* _Records for processing_:
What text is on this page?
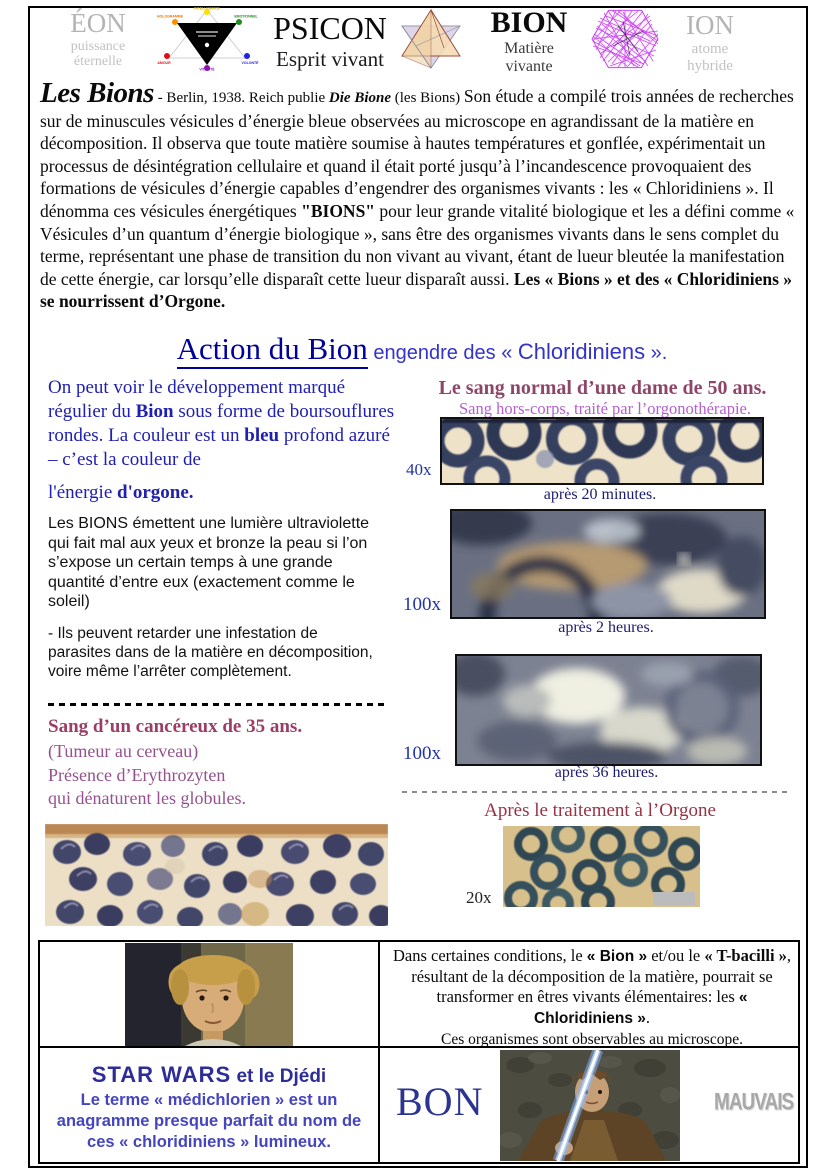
ÉON
puissance
éternelle
INTELLIGENCE
HOLOGRAMME	EMOTIONNEL
AMOUR	VOLONTÉ
VITALITÉ
PSICON
Esprit vivant
BION
Matière
vivante
ION
atome
hybride
Les Bions - Berlin, 1938. Reich publie Die Bione (les Bions) Son étude a compilé trois années de recherches sur de minuscules vésicules d’énergie bleue observées au microscope en agrandissant de la matière en décomposition. Il observa que toute matière soumise à hautes températures et gonflée, expérimentait un processus de désintégration cellulaire et quand il était porté jusqu’à l’incandescence provoquaient des formations de vésicules d’énergie capables d’engendrer des organismes vivants : les « Chloridiniens ». Il dénomma ces vésicules énergétiques "BIONS" pour leur grande vitalité biologique et les a défini comme « Vésicules d’un quantum d’énergie biologique », sans être des organismes vivants dans le sens complet du terme, représentant une phase de transition du non vivant au vivant, étant de lueur bleutée la manifestation de cette énergie, car lorsqu’elle disparaît cette lueur disparaît aussi. Les « Bions » et des « Chloridiniens » se nourrissent d’Orgone.
Action du Bion engendre des « Chloridiniens ».
On peut voir le développement marqué régulier du Bion sous forme de boursouflures rondes. La couleur est un bleu profond azuré – c’est la couleur de
l'énergie d'orgone.
Les BIONS émettent une lumière ultraviolette qui fait mal aux yeux et bronze la peau si l’on s’expose un certain temps à une grande quantité d’entre eux (exactement comme le soleil)
- Ils peuvent retarder une infestation de parasites dans de la matière en décomposition, voire même l’arrêter complètement.
Sang d’un cancéreux de 35 ans.
(Tumeur au cerveau)
Présence d’Erythrozyten
qui dénaturent les globules.
Le sang normal d’une dame de 50 ans.
Sang hors-corps, traité par l’orgonothérapie.
40x
après 20 minutes.
100x
après 2 heures.
100x
après 36 heures.
Après le traitement à l’Orgone
20x
Dans certaines conditions, le « Bion » et/ou le « T-bacilli », résultant de la décomposition de la matière, pourrait se transformer en êtres vivants élémentaires: les « Chloridiniens ».
Ces organismes sont observables au microscope.
STAR WARS et le Djédi
Le terme « médichlorien » est un anagramme presque parfait du nom de ces « chloridiniens » lumineux.
BON	MAUVAIS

* _Aim of the task_:
Copy out all the data exactly; skip the pictures.

* _Finished task_:
What text is on this page?
ÉON
puissance
éternelle
INTELLIGENCE
HOLOGRAMME	EMOTIONNEL
AMOUR	VOLONTÉ
VITALITÉ
PSICON
Esprit vivant
BION
Matière
vivante
ION
atome
hybride
Les Bions - Berlin, 1938. Reich publie Die Bione (les Bions) Son étude a compilé trois années de recherches sur de minuscules vésicules d’énergie bleue observées au microscope en agrandissant de la matière en décomposition. Il observa que toute matière soumise à hautes températures et gonflée, expérimentait un processus de désintégration cellulaire et quand il était porté jusqu’à l’incandescence provoquaient des formations de vésicules d’énergie capables d’engendrer des organismes vivants : les « Chloridiniens ». Il dénomma ces vésicules énergétiques "BIONS" pour leur grande vitalité biologique et les a défini comme « Vésicules d’un quantum d’énergie biologique », sans être des organismes vivants dans le sens complet du terme, représentant une phase de transition du non vivant au vivant, étant de lueur bleutée la manifestation de cette énergie, car lorsqu’elle disparaît cette lueur disparaît aussi. Les « Bions » et des « Chloridiniens » se nourrissent d’Orgone.
Action du Bion engendre des « Chloridiniens ».
On peut voir le développement marqué régulier du Bion sous forme de boursouflures rondes. La couleur est un bleu profond azuré – c’est la couleur de
l'énergie d'orgone.
Les BIONS émettent une lumière ultraviolette qui fait mal aux yeux et bronze la peau si l’on s’expose un certain temps à une grande quantité d’entre eux (exactement comme le soleil)
- Ils peuvent retarder une infestation de parasites dans de la matière en décomposition, voire même l’arrêter complètement.
Sang d’un cancéreux de 35 ans.
(Tumeur au cerveau)
Présence d’Erythrozyten
qui dénaturent les globules.
Le sang normal d’une dame de 50 ans.
Sang hors-corps, traité par l’orgonothérapie.
40x
après 20 minutes.
100x
après 2 heures.
100x
après 36 heures.
Après le traitement à l’Orgone
20x
Dans certaines conditions, le « Bion » et/ou le « T-bacilli », résultant de la décomposition de la matière, pourrait se transformer en êtres vivants élémentaires: les « Chloridiniens ».
Ces organismes sont observables au microscope.
STAR WARS et le Djédi
Le terme « médichlorien » est un anagramme presque parfait du nom de ces « chloridiniens » lumineux.
BON	MAUVAIS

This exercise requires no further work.